▸ Exercise goal: Work through the following lines and count those that hold the word "Polarized". Reply with that number only.

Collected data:
* begin *
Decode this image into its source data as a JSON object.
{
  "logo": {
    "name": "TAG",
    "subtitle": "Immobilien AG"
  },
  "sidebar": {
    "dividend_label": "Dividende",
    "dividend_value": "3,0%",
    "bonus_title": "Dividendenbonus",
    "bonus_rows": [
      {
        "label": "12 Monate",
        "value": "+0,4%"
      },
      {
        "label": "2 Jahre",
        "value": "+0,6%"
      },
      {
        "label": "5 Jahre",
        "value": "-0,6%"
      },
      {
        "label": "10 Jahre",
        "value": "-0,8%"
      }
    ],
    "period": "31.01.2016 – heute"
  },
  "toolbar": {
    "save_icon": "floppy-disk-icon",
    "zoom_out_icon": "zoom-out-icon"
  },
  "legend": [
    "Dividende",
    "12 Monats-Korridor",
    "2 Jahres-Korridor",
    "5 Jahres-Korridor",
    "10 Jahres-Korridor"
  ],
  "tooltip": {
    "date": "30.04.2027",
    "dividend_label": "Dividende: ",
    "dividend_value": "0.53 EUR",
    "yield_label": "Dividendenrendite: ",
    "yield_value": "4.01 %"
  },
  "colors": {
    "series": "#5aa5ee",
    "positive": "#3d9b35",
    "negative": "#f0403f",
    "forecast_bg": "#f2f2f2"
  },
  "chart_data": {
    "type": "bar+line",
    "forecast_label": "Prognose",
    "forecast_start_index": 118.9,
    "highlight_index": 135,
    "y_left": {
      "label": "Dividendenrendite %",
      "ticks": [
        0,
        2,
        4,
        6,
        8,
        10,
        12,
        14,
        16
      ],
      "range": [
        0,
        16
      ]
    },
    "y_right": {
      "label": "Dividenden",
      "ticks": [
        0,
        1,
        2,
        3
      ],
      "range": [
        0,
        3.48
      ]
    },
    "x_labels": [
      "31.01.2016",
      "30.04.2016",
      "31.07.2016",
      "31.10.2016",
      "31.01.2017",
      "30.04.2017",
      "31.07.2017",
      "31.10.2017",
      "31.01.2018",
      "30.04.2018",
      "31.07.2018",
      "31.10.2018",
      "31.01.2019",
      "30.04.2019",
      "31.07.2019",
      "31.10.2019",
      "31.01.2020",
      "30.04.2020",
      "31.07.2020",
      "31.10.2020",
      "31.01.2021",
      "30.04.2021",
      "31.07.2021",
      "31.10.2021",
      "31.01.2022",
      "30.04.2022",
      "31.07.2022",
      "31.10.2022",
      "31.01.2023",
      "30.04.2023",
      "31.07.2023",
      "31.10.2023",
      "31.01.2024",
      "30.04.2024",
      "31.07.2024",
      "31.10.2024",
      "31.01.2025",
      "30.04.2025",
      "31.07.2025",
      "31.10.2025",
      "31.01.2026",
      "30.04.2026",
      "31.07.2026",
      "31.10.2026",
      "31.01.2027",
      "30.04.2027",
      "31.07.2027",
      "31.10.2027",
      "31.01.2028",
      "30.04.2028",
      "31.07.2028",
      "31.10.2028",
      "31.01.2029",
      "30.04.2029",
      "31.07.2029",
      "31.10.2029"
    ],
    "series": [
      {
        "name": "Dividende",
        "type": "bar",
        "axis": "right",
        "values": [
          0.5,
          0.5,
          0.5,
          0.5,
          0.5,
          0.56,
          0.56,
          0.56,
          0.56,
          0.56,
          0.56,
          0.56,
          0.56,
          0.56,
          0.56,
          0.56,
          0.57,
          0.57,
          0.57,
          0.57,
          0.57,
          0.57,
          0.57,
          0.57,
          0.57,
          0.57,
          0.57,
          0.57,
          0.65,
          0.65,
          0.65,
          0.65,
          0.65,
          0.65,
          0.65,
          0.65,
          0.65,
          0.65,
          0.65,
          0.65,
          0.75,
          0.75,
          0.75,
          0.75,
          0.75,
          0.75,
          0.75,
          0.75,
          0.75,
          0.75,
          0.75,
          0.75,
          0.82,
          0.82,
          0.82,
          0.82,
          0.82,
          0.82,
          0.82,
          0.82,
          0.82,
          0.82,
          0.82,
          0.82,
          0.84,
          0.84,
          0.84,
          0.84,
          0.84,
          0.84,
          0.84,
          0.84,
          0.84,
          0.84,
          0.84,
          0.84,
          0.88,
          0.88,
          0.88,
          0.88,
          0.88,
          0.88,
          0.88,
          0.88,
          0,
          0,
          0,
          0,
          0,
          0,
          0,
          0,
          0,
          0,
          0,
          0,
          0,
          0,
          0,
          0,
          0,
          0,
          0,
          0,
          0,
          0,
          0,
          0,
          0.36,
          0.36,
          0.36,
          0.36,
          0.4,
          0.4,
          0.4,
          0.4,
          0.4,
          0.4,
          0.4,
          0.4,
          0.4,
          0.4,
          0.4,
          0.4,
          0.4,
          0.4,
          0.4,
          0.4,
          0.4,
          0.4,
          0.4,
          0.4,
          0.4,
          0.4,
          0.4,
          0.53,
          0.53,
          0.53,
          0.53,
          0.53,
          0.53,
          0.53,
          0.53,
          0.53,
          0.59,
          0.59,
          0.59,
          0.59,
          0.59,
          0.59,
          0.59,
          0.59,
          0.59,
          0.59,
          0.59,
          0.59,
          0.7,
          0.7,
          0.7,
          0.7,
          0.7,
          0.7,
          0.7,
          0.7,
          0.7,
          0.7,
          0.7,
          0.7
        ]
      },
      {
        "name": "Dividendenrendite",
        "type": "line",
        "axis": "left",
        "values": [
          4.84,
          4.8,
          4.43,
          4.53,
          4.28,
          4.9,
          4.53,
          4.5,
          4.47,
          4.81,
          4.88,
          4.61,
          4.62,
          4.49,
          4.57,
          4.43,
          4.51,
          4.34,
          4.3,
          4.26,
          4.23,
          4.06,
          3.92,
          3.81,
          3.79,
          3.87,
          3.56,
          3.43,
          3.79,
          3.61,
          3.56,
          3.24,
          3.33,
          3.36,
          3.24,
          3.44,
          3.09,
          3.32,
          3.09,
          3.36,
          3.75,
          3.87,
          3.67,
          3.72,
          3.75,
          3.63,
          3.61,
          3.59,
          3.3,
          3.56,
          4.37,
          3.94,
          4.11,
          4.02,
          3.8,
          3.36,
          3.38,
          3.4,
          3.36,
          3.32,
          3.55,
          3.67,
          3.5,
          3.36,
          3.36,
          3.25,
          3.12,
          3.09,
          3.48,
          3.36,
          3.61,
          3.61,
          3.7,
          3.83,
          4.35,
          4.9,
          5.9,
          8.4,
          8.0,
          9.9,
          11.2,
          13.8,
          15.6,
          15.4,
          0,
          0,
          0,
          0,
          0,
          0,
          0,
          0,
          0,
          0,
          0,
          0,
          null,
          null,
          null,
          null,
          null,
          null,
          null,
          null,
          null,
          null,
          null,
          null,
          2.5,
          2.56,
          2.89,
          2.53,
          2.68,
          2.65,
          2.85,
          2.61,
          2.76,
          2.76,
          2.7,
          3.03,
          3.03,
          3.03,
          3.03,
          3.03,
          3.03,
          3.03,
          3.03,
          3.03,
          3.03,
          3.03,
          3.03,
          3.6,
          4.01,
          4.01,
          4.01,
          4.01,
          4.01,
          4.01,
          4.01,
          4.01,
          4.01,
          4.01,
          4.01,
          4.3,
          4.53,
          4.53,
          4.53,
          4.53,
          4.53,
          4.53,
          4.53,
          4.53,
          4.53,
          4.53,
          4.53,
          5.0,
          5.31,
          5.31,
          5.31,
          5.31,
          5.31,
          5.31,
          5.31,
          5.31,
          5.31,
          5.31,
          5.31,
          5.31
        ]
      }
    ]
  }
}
* end *
* begin *
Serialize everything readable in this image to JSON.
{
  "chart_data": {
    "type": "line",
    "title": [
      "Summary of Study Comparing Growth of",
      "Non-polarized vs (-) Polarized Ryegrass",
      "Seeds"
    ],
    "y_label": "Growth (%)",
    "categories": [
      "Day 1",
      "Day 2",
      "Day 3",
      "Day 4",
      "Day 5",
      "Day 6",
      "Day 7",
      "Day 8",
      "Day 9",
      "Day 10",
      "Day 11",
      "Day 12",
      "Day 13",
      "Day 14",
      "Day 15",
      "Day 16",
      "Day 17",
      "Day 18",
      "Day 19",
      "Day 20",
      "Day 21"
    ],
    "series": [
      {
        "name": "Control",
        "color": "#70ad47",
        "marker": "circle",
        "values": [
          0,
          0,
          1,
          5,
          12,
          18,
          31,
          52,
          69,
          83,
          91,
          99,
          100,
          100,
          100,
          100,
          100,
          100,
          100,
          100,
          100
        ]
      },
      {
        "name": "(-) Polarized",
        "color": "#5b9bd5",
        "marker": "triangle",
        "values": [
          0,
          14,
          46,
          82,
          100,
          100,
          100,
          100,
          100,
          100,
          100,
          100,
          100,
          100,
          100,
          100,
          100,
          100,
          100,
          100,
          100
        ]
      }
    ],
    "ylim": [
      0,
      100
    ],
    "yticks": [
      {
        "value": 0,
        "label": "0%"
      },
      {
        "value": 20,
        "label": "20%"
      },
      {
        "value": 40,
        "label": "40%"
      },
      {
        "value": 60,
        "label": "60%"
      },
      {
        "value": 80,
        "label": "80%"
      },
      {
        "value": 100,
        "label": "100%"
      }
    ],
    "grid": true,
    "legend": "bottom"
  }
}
* end *
▸ Result of the task: 2